### [WORK INSTRUCTIONS]
Of the lines in the listing below, how many hold "جهاندیده"? Answer with the number only.

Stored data
+++++
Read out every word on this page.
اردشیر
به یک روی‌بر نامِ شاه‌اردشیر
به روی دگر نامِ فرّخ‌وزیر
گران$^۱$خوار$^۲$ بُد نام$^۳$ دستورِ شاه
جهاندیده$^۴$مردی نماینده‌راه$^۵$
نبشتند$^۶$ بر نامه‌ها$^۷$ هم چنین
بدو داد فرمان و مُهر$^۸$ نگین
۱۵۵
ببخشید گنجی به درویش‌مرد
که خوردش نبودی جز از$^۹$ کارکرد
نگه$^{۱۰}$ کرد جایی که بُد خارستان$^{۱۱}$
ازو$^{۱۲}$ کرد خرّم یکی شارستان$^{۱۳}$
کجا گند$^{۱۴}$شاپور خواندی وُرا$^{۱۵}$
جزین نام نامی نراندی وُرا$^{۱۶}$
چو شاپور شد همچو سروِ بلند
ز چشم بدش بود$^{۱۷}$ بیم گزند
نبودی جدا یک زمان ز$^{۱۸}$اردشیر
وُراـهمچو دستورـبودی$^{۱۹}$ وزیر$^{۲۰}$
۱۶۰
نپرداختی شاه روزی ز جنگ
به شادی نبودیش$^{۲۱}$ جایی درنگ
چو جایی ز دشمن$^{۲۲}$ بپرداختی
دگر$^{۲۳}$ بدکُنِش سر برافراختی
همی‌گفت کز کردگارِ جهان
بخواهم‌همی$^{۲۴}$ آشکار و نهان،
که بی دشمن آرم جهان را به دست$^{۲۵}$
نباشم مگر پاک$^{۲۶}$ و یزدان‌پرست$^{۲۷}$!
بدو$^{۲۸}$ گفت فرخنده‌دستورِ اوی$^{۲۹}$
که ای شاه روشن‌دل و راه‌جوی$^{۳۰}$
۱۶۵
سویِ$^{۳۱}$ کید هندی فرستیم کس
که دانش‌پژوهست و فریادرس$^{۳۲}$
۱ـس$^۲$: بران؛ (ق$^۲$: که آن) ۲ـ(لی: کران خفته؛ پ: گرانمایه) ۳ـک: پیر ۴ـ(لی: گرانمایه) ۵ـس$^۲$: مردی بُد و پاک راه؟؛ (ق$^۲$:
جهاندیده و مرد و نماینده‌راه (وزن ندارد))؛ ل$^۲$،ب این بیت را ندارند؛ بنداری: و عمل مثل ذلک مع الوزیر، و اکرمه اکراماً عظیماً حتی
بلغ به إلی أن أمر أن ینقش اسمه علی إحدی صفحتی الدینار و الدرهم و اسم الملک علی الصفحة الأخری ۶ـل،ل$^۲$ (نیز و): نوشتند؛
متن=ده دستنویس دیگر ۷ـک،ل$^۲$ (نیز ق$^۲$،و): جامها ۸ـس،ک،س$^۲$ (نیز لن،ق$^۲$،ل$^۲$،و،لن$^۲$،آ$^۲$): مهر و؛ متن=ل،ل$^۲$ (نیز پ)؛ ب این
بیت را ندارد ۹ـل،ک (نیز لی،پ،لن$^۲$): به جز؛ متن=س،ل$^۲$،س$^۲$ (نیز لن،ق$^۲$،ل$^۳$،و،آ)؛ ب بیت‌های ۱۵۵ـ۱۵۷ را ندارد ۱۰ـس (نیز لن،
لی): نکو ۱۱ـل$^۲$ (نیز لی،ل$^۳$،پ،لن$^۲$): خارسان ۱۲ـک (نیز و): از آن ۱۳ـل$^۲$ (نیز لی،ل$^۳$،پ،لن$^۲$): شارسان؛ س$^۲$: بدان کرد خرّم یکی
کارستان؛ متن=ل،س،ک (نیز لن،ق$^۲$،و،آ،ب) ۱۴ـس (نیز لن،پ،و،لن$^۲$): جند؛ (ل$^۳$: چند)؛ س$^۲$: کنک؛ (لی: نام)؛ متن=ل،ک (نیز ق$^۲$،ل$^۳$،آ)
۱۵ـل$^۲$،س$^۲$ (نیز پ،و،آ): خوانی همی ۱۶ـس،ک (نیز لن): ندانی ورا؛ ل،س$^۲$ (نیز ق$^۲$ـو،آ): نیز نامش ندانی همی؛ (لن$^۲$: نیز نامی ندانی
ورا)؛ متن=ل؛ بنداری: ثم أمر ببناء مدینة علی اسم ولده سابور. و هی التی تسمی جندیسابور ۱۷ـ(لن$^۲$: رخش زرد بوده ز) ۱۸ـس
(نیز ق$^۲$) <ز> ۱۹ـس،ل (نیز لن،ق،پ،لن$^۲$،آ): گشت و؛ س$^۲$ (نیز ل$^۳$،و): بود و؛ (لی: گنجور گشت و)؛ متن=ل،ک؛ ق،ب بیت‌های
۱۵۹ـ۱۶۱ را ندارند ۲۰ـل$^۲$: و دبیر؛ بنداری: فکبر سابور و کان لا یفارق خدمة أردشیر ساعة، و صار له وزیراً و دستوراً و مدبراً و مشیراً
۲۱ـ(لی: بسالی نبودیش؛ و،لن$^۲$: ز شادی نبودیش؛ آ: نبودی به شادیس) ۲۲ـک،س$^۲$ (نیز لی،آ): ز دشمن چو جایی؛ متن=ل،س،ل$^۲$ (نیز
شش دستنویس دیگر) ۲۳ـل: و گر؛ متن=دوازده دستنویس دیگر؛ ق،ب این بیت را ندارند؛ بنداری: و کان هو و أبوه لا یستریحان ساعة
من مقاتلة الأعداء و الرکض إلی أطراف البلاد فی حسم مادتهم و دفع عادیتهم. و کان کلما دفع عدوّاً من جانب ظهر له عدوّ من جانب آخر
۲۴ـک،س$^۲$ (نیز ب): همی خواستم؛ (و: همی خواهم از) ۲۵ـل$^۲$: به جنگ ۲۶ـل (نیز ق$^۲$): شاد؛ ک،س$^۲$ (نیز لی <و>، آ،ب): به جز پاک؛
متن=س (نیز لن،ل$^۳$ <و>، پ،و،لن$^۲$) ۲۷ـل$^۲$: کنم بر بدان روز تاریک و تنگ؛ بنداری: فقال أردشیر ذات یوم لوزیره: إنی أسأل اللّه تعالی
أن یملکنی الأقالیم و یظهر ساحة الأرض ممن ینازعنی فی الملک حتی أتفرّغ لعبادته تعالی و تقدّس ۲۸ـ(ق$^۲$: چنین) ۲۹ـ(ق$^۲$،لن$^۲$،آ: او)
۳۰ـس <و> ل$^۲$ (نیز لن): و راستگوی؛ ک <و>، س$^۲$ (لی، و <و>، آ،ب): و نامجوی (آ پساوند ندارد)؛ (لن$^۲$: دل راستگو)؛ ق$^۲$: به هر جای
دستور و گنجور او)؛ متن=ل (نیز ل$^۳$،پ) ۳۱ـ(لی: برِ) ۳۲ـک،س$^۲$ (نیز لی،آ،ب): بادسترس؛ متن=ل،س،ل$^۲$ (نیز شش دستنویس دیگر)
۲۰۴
+++++
### [WRITTEN RESPONSE]
2